▸ **Exercise**
Only lines with the string "datos" matter here; gather them from the material below.

-- begin Records to use --

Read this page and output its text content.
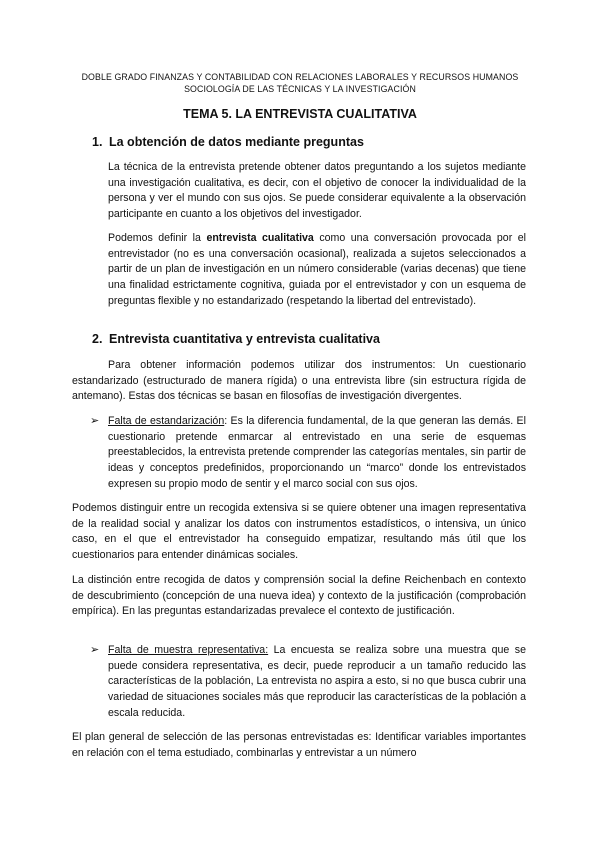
DOBLE GRADO FINANZAS Y CONTABILIDAD CON RELACIONES LABORALES Y RECURSOS HUMANOS
SOCIOLOGÍA DE LAS TÉCNICAS Y LA INVESTIGACIÓN
TEMA 5. LA ENTREVISTA CUALITATIVA
1. La obtención de datos mediante preguntas
La técnica de la entrevista pretende obtener datos preguntando a los sujetos mediante una investigación cualitativa, es decir, con el objetivo de conocer la individualidad de la persona y ver el mundo con sus ojos. Se puede considerar equivalente a la observación participante en cuanto a los objetivos del investigador.
Podemos definir la entrevista cualitativa como una conversación provocada por el entrevistador (no es una conversación ocasional), realizada a sujetos seleccionados a partir de un plan de investigación en un número considerable (varias decenas) que tiene una finalidad estrictamente cognitiva, guiada por el entrevistador y con un esquema de preguntas flexible y no estandarizado (respetando la libertad del entrevistado).
2. Entrevista cuantitativa y entrevista cualitativa
Para obtener información podemos utilizar dos instrumentos: Un cuestionario estandarizado (estructurado de manera rígida) o una entrevista libre (sin estructura rígida de antemano). Estas dos técnicas se basan en filosofías de investigación divergentes.
➢ Falta de estandarización: Es la diferencia fundamental, de la que generan las demás. El cuestionario pretende enmarcar al entrevistado en una serie de esquemas preestablecidos, la entrevista pretende comprender las categorías mentales, sin partir de ideas y conceptos predefinidos, proporcionando un “marco” donde los entrevistados expresen su propio modo de sentir y el marco social con sus ojos.
Podemos distinguir entre un recogida extensiva si se quiere obtener una imagen representativa de la realidad social y analizar los datos con instrumentos estadísticos, o intensiva, un único caso, en el que el entrevistador ha conseguido empatizar, resultando más útil que los cuestionarios para entender dinámicas sociales.
La distinción entre recogida de datos y comprensión social la define Reichenbach en contexto de descubrimiento (concepción de una nueva idea) y contexto de la justificación (comprobación empírica). En las preguntas estandarizadas prevalece el contexto de justificación.
➢ Falta de muestra representativa: La encuesta se realiza sobre una muestra que se puede considera representativa, es decir, puede reproducir a un tamaño reducido las características de la población, La entrevista no aspira a esto, si no que busca cubrir una variedad de situaciones sociales más que reproducir las características de la población a escala reducida.
El plan general de selección de las personas entrevistadas es: Identificar variables importantes en relación con el tema estudiado, combinarlas y entrevistar a un número
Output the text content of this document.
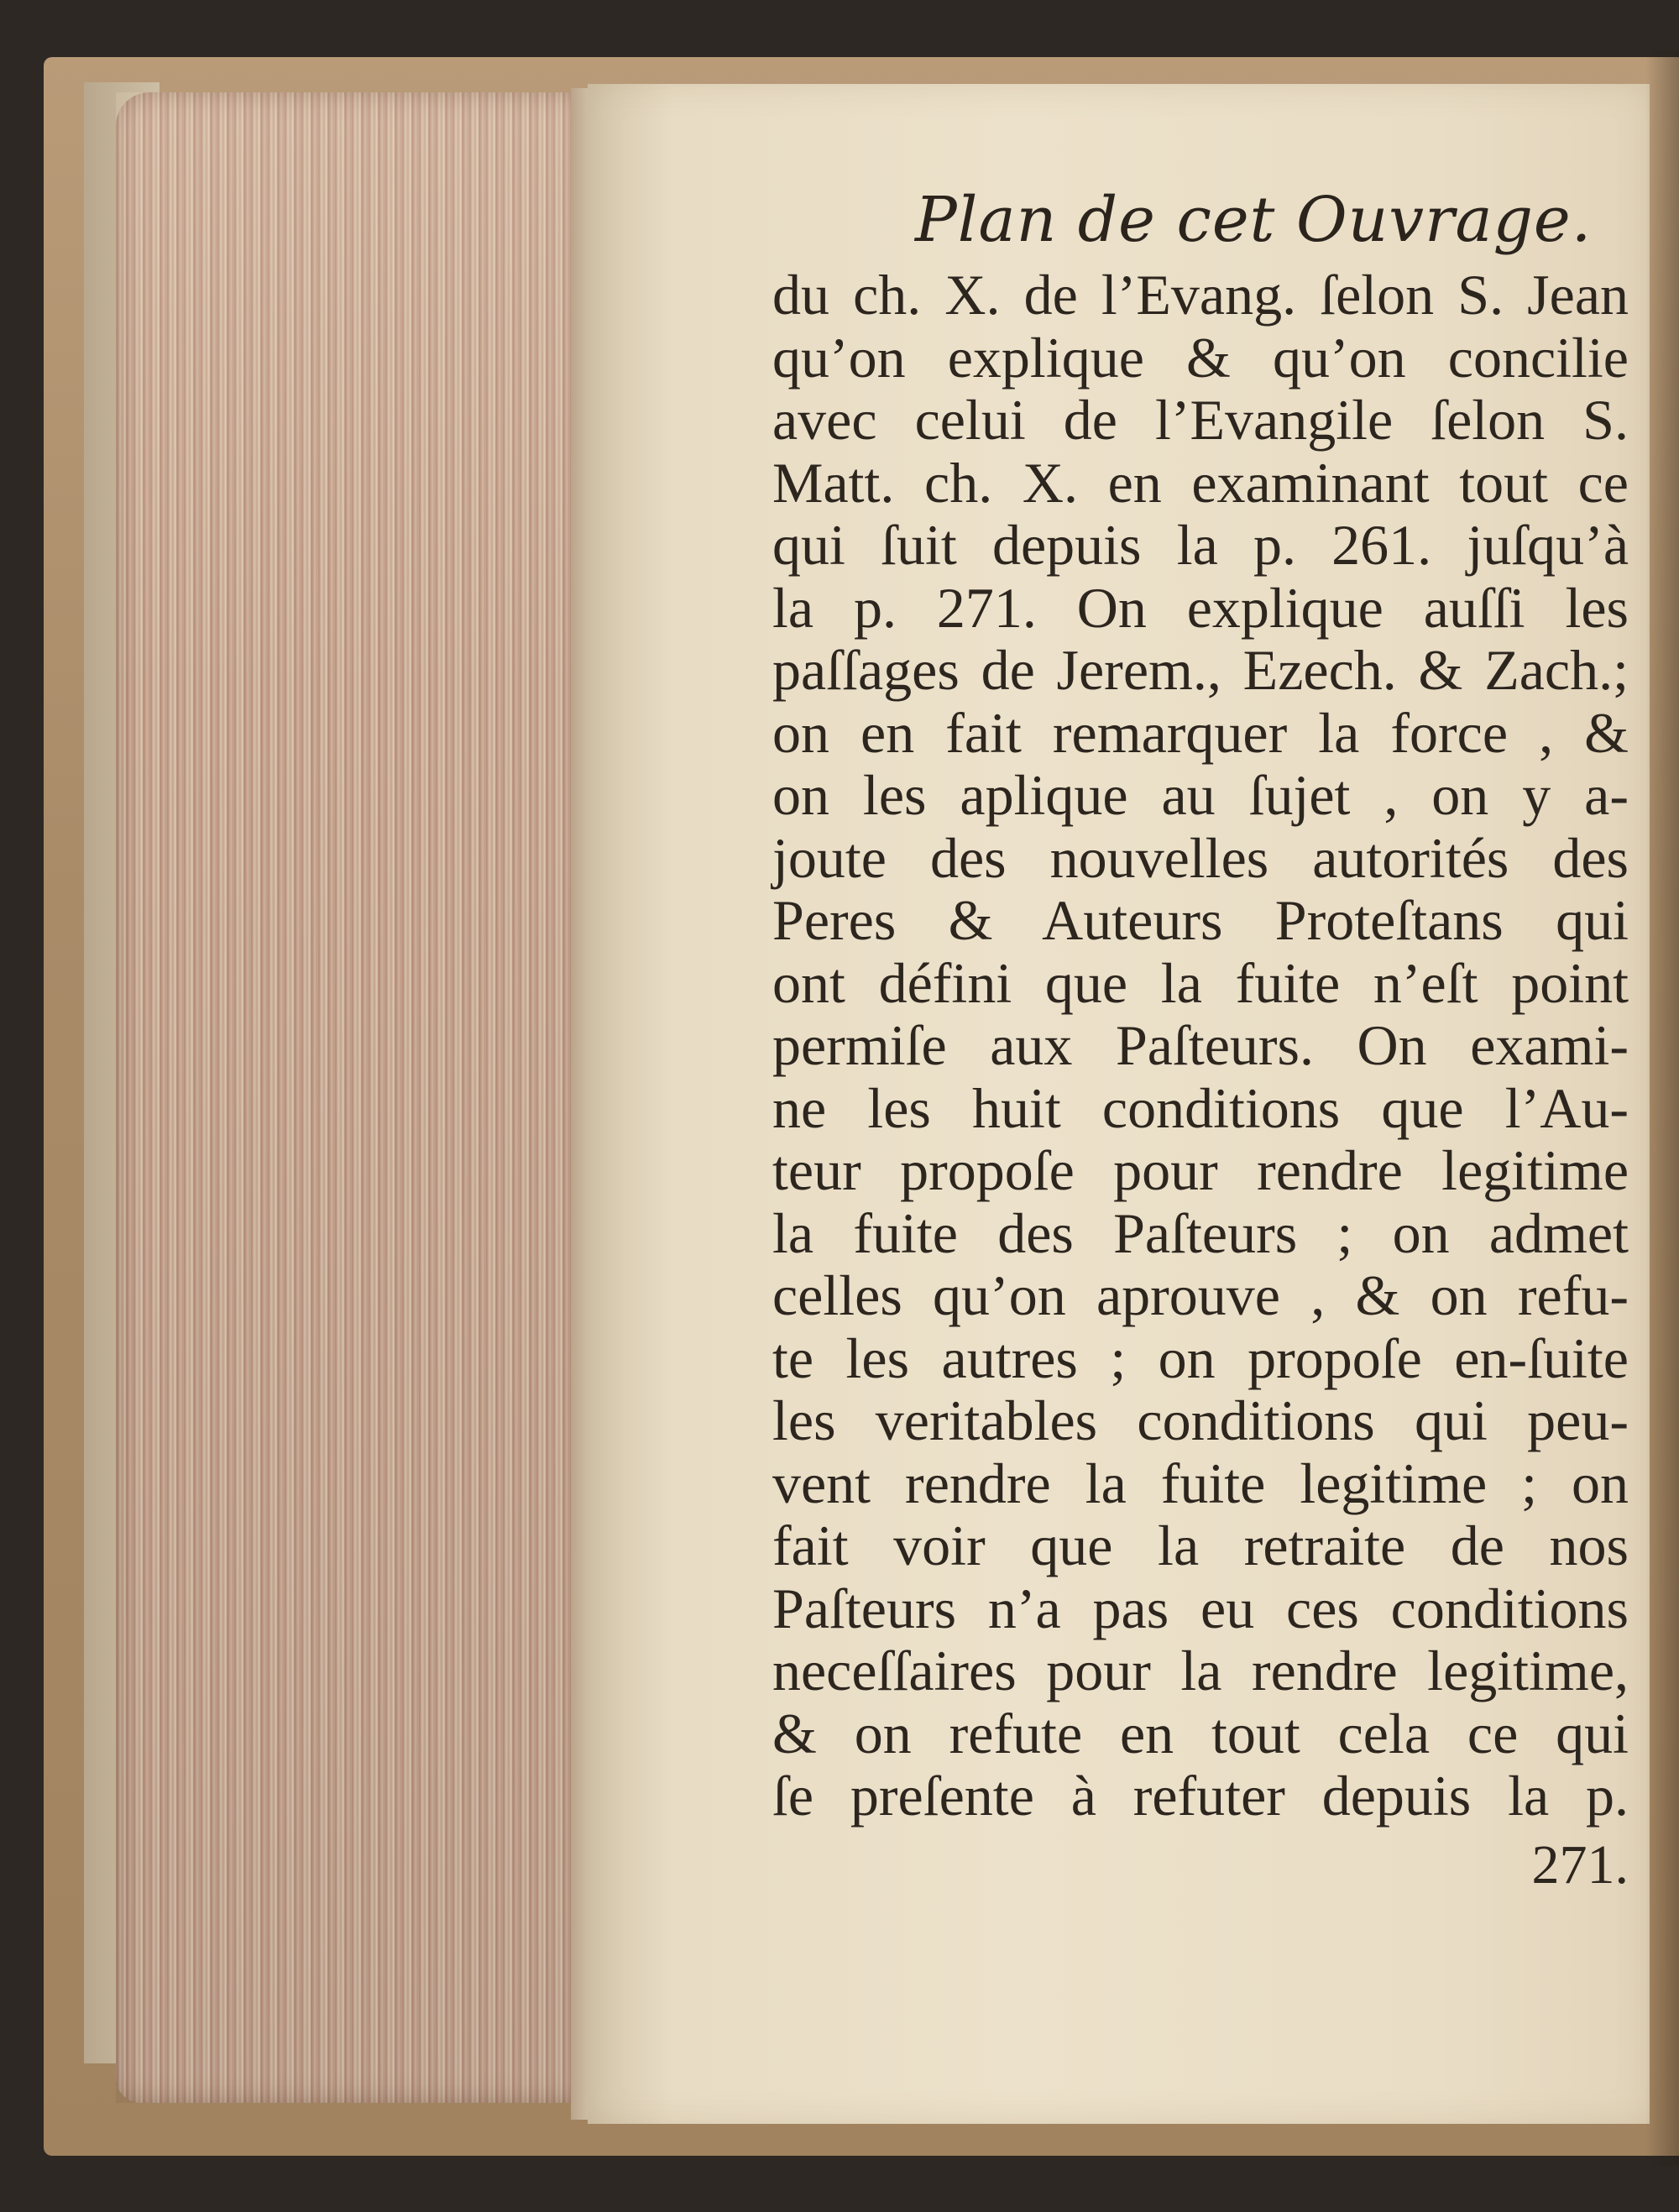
Plan de cet Ouvrage.
du ch. X. de l’Evang. ſelon S. Jean
qu’on explique & qu’on concilie
avec celui de l’Evangile ſelon S.
Matt. ch. X. en examinant tout ce
qui ſuit depuis la p. 261. juſqu’à
la p. 271. On explique auſſi les
paſſages de Jerem., Ezech. & Zach.;
on en fait remarquer la force , &
on les aplique au ſujet , on y a-
joute des nouvelles autorités des
Peres & Auteurs Proteſtans qui
ont défini que la fuite n’eſt point
permiſe aux Paſteurs. On exami-
ne les huit conditions que l’Au-
teur propoſe pour rendre legitime
la fuite des Paſteurs ; on admet
celles qu’on aprouve , & on refu-
te les autres ; on propoſe en-ſuite
les veritables conditions qui peu-
vent rendre la fuite legitime ; on
fait voir que la retraite de nos
Paſteurs n’a pas eu ces conditions
neceſſaires pour la rendre legitime,
& on refute en tout cela ce qui
ſe preſente à refuter depuis la p.
271.
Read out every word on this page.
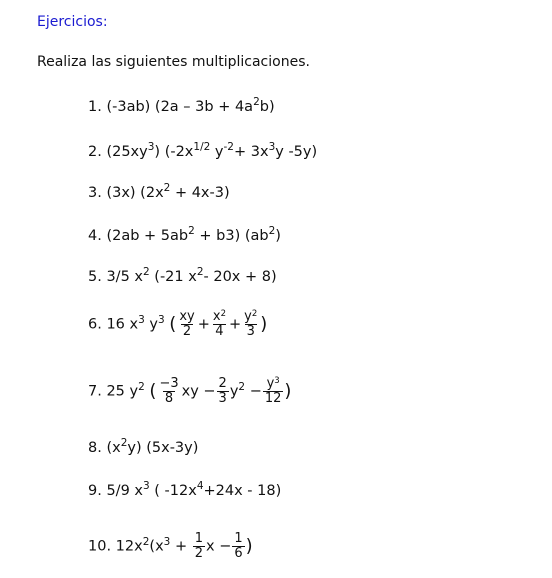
Ejercicios:
Realiza las siguientes multiplicaciones.
1. (-3ab) $(2a - 3b + 4a^2b)$
2. $(25xy^3)$ ($-2x^{1/2}$ $y^{-2}+ 3x^3y$ -5y)
3. (3x) $(2x^2 + 4x-3)$
4. $(2ab + 5ab^2 + b3)$ $(ab^2)$
5. 3/5 $x^2$ (-21 $x^2-$ 20x + 8)
6. 16 $x^3$ $y^3$ ( $\frac{xy}{2} + \frac{x^2}{4} + \frac{y^2}{3}$ )
7. 25 $y^2$ ( $\frac{-3}{8}$ xy − $\frac{2}{3} y^2 - \frac{y^3}{12}$ )
8. $(x^2y)$ (5x-3y)
9. 5/9 $x^3$ ( $-12x^4+24x - 18$)
10. $12x^2(x^3 + \frac{1}{2}$ $x - \frac{1}{6}$ )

-- end Records to use --

▸ **Written response**
1. La obtención de datos mediante preguntas
La técnica de la entrevista pretende obtener datos preguntando a los sujetos mediante una investigación cualitativa, es decir, con el objetivo de conocer la individualidad de la persona y ver el mundo con sus ojos. Se puede considerar equivalente a la observación participante en cuanto a los objetivos del investigador.
Podemos distinguir entre un recogida extensiva si se quiere obtener una imagen representativa de la realidad social y analizar los datos con instrumentos estadísticos, o intensiva, un único caso, en el que el entrevistador ha conseguido empatizar, resultando más útil que los cuestionarios para entender dinámicas sociales.
La distinción entre recogida de datos y comprensión social la define Reichenbach en contexto de descubrimiento (concepción de una nueva idea) y contexto de la justificación (comprobación empírica). En las preguntas estandarizadas prevalece el contexto de justificación.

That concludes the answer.